Set task | Copy every line of the data in which the word "title" occurs.

[Figure record extracts]
##########

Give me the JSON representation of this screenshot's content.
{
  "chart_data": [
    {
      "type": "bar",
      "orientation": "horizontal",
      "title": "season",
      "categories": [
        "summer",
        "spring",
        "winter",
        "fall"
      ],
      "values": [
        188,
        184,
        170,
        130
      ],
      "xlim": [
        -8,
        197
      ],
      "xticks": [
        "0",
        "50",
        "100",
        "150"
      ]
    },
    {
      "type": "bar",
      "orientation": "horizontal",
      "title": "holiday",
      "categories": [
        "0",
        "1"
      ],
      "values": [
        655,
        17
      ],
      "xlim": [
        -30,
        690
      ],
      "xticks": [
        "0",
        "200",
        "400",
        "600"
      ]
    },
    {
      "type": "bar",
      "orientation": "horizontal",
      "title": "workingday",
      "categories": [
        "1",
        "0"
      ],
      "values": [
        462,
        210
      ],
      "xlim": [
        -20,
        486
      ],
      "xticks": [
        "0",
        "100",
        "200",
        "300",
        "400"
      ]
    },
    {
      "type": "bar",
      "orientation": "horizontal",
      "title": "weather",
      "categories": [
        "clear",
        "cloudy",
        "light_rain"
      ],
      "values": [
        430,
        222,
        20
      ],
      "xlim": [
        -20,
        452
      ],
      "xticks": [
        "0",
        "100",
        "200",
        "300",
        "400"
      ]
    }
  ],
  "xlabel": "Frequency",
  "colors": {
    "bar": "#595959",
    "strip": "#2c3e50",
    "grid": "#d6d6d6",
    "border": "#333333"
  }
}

##########

Complete response |
      "title": "season",
      "title": "holiday",
      "title": "workingday",
      "title": "weather",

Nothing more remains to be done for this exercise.